TEXTO APRESENTADO:
Após um recente caso de intolerância religiosa em Campo Grande, onde o pai de santo Paulo Henrique da Silva foi alvo de ofensas, uma manifestação foi organizada por integrantes de diversas casas de axé no bairro Parque do Lageado. O evento teve como objetivo denunciar o preconceito e reivindicar respeito às religiões de matriz africana, como Candomblé, Umbanda e Quimbanda.
Augusto de Logunedé, babalorixá e presidente do Instituto Yalodê, destacou que situações de intolerância religiosa são comuns e fazem parte do cotidiano de muitos praticantes. Ele relatou que, em um caso recente, uma moradora ameaçou incendiar a casa de outra por conta de um despacho religioso. Segundo Augusto, oferecer alimentos como farofa de dendê, mel e água é uma prática tradicional que visa proteção e bênçãos, e não deve ser vista como um ataque.
A presença dos participantes na manifestação foi uma forma de afirmar sua existência e lutar por respeito. "As pessoas, sejam evangélicas ou de qualquer outra religião, precisam aprender a respeitar a crença alheia. O povo do Axé não tem nada a ver com o demônio. Nós cultuamos os orixás e as entidades ancestrais brasileiras", afirmou Augusto.
A mãe de santo, Iyalorixá Janayna de Obaluaê, compartilhou sua experiência, ressaltando que, embora tenha mais facilidade para lidar com o preconceito, muitos dos filhos mais novos enfrentam desafios maiores. Ela mencionou que o bullying é uma realidade constante, com pessoas retratando os praticantes de sua religião de maneira negativa. "Falam que sacrificamos animais, mas isso não é verdade. Nós apenas seguimos uma religião de matriz afro-brasileira", afirmou.
Janayna também destacou que a intolerância se manifesta em diversas situações do cotidiano, desde o acesso a serviços públicos até a simples ida ao supermercado. "Quando buscamos um atendimento na saúde pública, muitas vezes somos vistos com olhares de discriminação, e outros parecem ter preferência. Meus filhos, por exemplo, já passaram por situações constrangedoras em um supermercado, onde um atendente passou com o carrinho por cima deles", contou.

DADOS EXTRAÍDOS:
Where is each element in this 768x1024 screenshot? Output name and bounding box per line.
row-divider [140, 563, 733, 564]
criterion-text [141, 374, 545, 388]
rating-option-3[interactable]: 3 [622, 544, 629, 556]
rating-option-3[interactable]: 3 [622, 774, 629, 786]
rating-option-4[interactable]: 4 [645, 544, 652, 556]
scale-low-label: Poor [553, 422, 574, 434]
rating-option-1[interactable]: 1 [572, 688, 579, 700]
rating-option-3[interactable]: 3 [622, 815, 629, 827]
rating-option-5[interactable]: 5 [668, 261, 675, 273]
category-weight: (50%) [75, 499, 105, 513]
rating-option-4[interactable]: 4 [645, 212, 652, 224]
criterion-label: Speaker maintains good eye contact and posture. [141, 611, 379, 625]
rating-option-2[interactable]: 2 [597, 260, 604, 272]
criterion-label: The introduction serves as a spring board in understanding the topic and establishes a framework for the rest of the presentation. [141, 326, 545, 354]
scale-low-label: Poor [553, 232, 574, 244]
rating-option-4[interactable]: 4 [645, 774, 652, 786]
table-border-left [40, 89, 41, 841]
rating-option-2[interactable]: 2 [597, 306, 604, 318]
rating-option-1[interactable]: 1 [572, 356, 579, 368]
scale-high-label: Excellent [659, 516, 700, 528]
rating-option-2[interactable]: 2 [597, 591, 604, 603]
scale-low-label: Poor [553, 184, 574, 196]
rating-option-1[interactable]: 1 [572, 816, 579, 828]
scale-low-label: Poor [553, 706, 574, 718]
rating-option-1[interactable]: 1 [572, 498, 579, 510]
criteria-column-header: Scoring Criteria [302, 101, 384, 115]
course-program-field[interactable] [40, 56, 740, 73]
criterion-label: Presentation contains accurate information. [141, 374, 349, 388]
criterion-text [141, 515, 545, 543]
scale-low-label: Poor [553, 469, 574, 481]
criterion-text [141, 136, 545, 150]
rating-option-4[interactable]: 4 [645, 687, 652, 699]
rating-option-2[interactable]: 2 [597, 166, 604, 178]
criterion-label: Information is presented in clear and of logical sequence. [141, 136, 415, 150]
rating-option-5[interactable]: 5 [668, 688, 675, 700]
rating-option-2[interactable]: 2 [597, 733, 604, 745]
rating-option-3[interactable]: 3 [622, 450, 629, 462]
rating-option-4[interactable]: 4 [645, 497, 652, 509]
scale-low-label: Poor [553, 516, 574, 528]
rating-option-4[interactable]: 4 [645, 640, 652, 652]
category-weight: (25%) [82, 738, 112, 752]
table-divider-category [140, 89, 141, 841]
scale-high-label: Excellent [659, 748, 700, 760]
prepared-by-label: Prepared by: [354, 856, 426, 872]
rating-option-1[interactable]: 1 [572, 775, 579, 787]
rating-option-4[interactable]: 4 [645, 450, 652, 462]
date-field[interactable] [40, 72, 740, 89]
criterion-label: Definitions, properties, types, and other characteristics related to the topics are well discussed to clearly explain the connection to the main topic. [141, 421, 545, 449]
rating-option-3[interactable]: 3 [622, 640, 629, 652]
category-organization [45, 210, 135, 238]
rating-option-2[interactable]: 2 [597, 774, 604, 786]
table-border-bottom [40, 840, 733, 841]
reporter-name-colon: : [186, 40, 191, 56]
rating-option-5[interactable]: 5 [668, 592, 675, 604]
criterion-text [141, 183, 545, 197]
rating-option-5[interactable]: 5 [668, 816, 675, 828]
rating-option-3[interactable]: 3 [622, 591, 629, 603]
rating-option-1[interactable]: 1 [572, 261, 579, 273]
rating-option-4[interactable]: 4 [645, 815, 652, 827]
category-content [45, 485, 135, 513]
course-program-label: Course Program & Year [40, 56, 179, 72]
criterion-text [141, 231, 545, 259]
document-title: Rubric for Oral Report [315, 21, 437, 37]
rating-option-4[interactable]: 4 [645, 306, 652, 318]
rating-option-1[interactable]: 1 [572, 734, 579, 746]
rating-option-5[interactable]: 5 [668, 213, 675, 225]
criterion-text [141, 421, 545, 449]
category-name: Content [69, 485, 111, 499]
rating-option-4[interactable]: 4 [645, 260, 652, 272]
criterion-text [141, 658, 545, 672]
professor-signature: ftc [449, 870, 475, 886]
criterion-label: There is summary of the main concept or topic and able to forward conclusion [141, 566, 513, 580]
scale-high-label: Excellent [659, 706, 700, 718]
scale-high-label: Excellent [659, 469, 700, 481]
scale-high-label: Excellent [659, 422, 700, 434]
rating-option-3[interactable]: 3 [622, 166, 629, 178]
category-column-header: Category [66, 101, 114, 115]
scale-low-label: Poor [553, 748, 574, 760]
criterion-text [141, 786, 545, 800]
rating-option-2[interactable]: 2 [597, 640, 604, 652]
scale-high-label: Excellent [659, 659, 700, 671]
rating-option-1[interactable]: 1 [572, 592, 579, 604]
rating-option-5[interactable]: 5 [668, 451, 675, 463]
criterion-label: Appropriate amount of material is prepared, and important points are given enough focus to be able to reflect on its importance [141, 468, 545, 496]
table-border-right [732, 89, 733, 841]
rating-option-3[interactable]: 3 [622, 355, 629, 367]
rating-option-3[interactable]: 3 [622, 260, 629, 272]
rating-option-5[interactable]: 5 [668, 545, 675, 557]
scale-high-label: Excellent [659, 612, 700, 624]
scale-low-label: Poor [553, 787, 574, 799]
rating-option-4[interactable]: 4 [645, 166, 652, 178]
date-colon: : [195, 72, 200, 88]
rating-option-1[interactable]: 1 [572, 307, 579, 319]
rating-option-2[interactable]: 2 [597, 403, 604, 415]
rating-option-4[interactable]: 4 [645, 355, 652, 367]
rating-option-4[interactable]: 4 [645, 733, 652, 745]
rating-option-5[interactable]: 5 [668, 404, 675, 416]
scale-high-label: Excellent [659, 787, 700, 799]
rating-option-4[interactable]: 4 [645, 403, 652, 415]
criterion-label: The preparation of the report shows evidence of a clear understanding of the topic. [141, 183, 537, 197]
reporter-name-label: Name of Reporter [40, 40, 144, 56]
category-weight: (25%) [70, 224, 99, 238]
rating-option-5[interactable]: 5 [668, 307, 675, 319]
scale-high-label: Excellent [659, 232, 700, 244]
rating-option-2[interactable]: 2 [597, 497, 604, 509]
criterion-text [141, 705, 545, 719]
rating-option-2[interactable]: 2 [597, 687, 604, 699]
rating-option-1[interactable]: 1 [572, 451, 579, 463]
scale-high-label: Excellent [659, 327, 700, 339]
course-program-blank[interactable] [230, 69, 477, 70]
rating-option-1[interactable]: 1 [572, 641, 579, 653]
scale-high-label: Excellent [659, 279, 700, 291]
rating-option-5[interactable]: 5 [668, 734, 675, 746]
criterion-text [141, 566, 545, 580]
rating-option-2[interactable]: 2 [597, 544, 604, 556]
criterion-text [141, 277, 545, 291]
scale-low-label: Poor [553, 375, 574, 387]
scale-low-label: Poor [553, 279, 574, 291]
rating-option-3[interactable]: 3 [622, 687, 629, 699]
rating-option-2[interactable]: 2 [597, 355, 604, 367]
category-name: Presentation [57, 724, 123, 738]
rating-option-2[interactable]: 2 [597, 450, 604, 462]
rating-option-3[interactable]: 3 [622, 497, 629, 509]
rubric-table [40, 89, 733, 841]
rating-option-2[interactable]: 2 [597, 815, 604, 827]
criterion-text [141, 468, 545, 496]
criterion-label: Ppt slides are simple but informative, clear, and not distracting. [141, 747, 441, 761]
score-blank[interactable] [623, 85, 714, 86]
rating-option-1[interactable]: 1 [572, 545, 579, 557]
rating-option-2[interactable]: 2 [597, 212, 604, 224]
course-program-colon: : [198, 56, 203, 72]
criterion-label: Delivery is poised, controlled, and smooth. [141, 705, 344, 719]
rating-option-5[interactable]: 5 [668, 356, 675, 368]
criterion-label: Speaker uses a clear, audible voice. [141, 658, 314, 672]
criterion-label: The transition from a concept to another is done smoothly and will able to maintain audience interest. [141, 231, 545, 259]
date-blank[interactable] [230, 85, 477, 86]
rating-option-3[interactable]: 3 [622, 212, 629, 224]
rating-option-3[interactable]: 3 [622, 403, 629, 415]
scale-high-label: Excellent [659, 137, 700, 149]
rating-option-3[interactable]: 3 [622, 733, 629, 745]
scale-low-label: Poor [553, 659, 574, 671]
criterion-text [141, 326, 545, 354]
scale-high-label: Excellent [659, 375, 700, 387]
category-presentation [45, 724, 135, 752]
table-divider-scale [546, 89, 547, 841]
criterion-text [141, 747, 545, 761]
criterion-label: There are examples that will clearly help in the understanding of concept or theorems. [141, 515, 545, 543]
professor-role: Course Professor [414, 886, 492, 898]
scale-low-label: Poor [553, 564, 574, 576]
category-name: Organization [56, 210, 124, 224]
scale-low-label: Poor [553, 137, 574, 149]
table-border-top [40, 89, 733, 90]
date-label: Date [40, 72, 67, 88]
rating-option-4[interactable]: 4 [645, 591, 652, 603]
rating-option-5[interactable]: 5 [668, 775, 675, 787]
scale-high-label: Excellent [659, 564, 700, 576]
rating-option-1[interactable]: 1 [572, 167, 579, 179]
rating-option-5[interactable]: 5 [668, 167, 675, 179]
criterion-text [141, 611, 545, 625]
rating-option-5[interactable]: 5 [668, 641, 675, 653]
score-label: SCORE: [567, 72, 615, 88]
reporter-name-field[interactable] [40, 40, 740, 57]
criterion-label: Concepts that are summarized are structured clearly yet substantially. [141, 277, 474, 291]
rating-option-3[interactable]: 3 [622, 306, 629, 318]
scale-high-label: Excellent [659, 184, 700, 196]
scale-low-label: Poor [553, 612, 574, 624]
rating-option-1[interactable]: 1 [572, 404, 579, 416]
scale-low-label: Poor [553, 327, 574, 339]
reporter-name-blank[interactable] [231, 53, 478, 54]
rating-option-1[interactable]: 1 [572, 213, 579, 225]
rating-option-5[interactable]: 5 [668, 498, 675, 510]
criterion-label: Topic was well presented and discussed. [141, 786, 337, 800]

ENUNCIADO DA TAREFA: Por favor, reproduza sem alterações o trecho da reportagem sobre a manifestação acima, começando em "Após um recente" e seguindo até "Umbanda e Quimbanda.".

RESPOSTA DO EXERCÍCIO:
Após um recente caso de intolerância religiosa em Campo Grande, onde o pai de santo Paulo Henrique da Silva foi alvo de ofensas, uma manifestação foi organizada por integrantes de diversas casas de axé no bairro Parque do Lageado. O evento teve como objetivo denunciar o preconceito e reivindicar respeito às religiões de matriz africana, como Candomblé, Umbanda e Quimbanda.